◆ **The task**
Return every line of the records below verbatim, with no pictures in the copy.

━━ Provided data

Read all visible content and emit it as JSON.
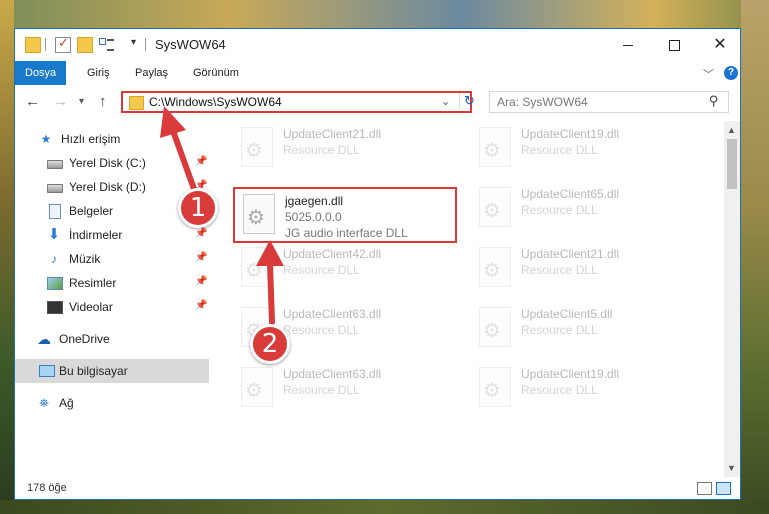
{
  "window": {
    "title": "SysWOW64"
  },
  "ribbon": {
    "tabs": [
      "Dosya",
      "Giriş",
      "Paylaş",
      "Görünüm"
    ],
    "help_label": "?"
  },
  "address": {
    "path": "C:\\Windows\\SysWOW64",
    "search_placeholder": "Ara: SysWOW64"
  },
  "sidebar": {
    "items": [
      {
        "label": "Hızlı erişim",
        "icon": "star-icon"
      },
      {
        "label": "Yerel Disk (C:)",
        "icon": "disk-icon",
        "pinned": true
      },
      {
        "label": "Yerel Disk (D:)",
        "icon": "disk-icon",
        "pinned": true
      },
      {
        "label": "Belgeler",
        "icon": "document-icon",
        "pinned": true
      },
      {
        "label": "İndirmeler",
        "icon": "download-icon",
        "pinned": true
      },
      {
        "label": "Müzik",
        "icon": "music-icon",
        "pinned": true
      },
      {
        "label": "Resimler",
        "icon": "pictures-icon",
        "pinned": true
      },
      {
        "label": "Videolar",
        "icon": "video-icon",
        "pinned": true
      },
      {
        "label": "OneDrive",
        "icon": "cloud-icon"
      },
      {
        "label": "Bu bilgisayar",
        "icon": "computer-icon",
        "selected": true
      },
      {
        "label": "Ağ",
        "icon": "network-icon"
      }
    ]
  },
  "files": [
    {
      "name": "UpdateClient21.dll",
      "type": "Resource DLL"
    },
    {
      "name": "UpdateClient19.dll",
      "type": "Resource DLL"
    },
    {
      "name": "UpdateClient65.dll",
      "type": "Resource DLL"
    },
    {
      "name": "UpdateClient42.dll",
      "type": "Resource DLL"
    },
    {
      "name": "UpdateClient21.dll",
      "type": "Resource DLL"
    },
    {
      "name": "UpdateClient63.dll",
      "type": "Resource DLL"
    },
    {
      "name": "UpdateClient5.dll",
      "type": "Resource DLL"
    },
    {
      "name": "UpdateClient63.dll",
      "type": "Resource DLL"
    },
    {
      "name": "UpdateClient19.dll",
      "type": "Resource DLL"
    }
  ],
  "highlighted_file": {
    "name": "jgaegen.dll",
    "version": "5025.0.0.0",
    "description": "JG audio interface DLL"
  },
  "status": {
    "item_count": "178 öğe"
  },
  "annotations": {
    "step1": "1",
    "step2": "2",
    "color": "#d93a3a"
  }
}
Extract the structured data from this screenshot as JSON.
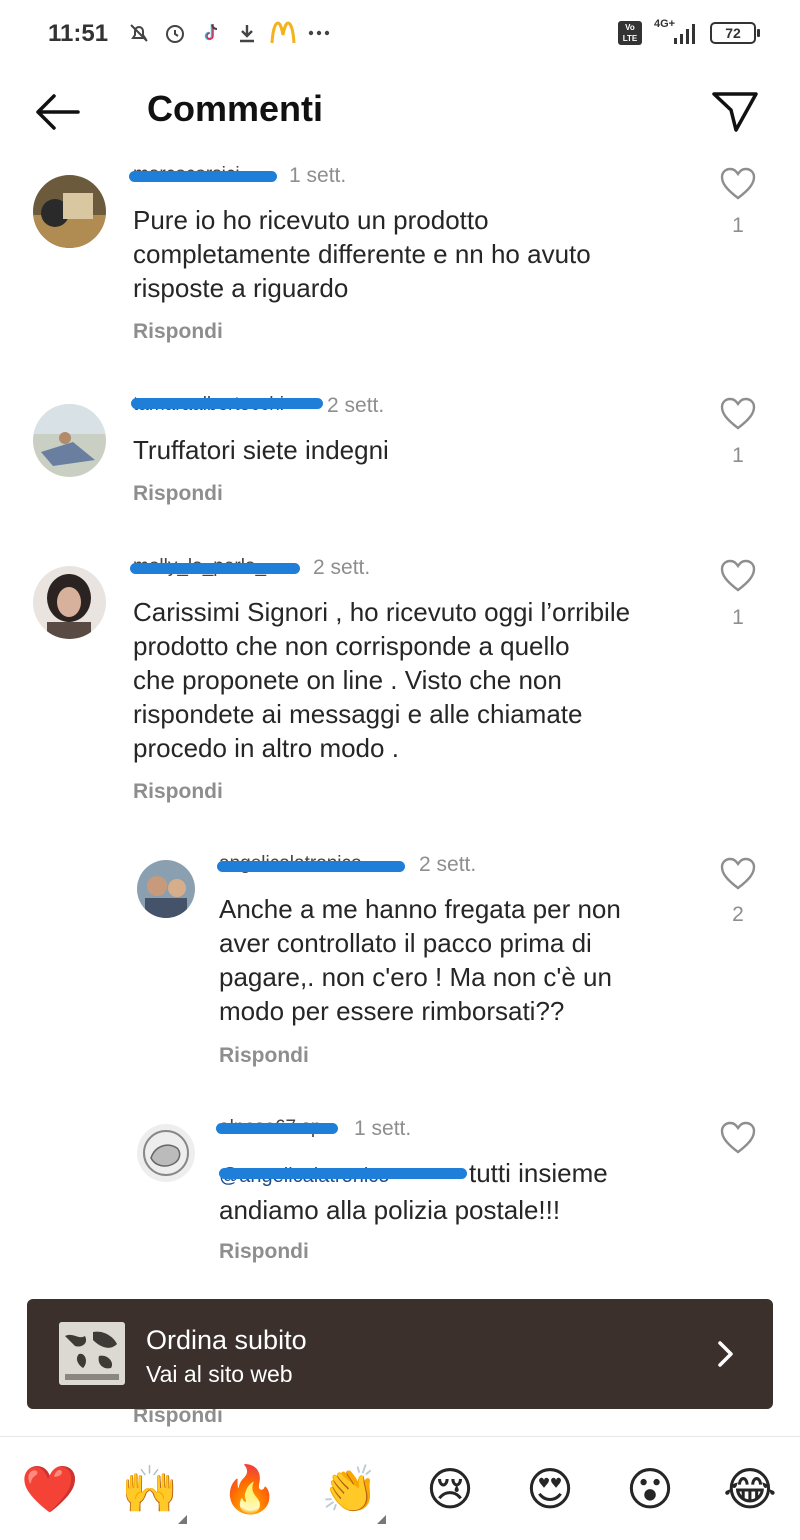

━━━━

◆ **Task output**
Read all visible content and emit it as JSON.
{
  "window": {
    "title": "SysWOW64"
  },
  "ribbon": {
    "tabs": [
      "Dosya",
      "Giriş",
      "Paylaş",
      "Görünüm"
    ],
    "help_label": "?"
  },
  "address": {
    "path": "C:\\Windows\\SysWOW64",
    "search_placeholder": "Ara: SysWOW64"
  },
  "sidebar": {
    "items": [
      {
        "label": "Hızlı erişim",
        "icon": "star-icon"
      },
      {
        "label": "Yerel Disk (C:)",
        "icon": "disk-icon",
        "pinned": true
      },
      {
        "label": "Yerel Disk (D:)",
        "icon": "disk-icon",
        "pinned": true
      },
      {
        "label": "Belgeler",
        "icon": "document-icon",
        "pinned": true
      },
      {
        "label": "İndirmeler",
        "icon": "download-icon",
        "pinned": true
      },
      {
        "label": "Müzik",
        "icon": "music-icon",
        "pinned": true
      },
      {
        "label": "Resimler",
        "icon": "pictures-icon",
        "pinned": true
      },
      {
        "label": "Videolar",
        "icon": "video-icon",
        "pinned": true
      },
      {
        "label": "OneDrive",
        "icon": "cloud-icon"
      },
      {
        "label": "Bu bilgisayar",
        "icon": "computer-icon",
        "selected": true
      },
      {
        "label": "Ağ",
        "icon": "network-icon"
      }
    ]
  },
  "files": [
    {
      "name": "UpdateClient21.dll",
      "type": "Resource DLL"
    },
    {
      "name": "UpdateClient19.dll",
      "type": "Resource DLL"
    },
    {
      "name": "UpdateClient65.dll",
      "type": "Resource DLL"
    },
    {
      "name": "UpdateClient42.dll",
      "type": "Resource DLL"
    },
    {
      "name": "UpdateClient21.dll",
      "type": "Resource DLL"
    },
    {
      "name": "UpdateClient63.dll",
      "type": "Resource DLL"
    },
    {
      "name": "UpdateClient5.dll",
      "type": "Resource DLL"
    },
    {
      "name": "UpdateClient63.dll",
      "type": "Resource DLL"
    },
    {
      "name": "UpdateClient19.dll",
      "type": "Resource DLL"
    }
  ],
  "highlighted_file": {
    "name": "jgaegen.dll",
    "version": "5025.0.0.0",
    "description": "JG audio interface DLL"
  },
  "status": {
    "item_count": "178 öğe"
  },
  "annotations": {
    "step1": "1",
    "step2": "2",
    "color": "#d93a3a"
  }
}
Extract the structured data from this screenshot as JSON.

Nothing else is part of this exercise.